> **What the exercise asks**
Your task is to copy every line of the records below that contains "Hispanic".

> **Data shown**
------------------------------------------------------------

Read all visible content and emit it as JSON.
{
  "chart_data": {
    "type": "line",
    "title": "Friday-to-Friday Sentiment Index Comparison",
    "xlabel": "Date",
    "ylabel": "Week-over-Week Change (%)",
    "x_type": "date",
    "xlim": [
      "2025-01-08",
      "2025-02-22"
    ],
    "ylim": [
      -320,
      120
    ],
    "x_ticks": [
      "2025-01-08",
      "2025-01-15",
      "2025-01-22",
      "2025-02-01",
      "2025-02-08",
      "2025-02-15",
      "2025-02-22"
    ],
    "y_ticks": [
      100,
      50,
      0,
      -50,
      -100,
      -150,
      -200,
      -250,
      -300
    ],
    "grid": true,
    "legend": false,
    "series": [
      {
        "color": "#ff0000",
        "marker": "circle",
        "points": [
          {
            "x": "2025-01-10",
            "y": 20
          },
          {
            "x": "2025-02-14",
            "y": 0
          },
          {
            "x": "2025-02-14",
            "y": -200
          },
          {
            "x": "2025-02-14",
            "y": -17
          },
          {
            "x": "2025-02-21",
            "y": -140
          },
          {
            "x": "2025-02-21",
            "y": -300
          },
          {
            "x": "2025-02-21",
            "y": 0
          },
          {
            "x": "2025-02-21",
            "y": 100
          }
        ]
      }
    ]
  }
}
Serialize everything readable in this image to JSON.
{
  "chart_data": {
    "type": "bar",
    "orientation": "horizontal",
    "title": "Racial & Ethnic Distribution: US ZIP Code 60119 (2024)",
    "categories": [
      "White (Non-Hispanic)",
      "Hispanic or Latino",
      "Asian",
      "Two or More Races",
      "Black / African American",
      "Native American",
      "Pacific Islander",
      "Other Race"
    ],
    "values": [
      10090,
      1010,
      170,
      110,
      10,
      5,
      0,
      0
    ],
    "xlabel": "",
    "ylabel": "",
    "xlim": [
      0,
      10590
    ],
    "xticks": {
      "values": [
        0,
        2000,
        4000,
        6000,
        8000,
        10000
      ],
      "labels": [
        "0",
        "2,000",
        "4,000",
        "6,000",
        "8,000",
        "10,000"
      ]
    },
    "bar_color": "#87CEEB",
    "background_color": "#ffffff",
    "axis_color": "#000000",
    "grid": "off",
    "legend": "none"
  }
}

------------------------------------------------------------

> **The completed task**
      "White (Non-Hispanic)",
      "Hispanic or Latino",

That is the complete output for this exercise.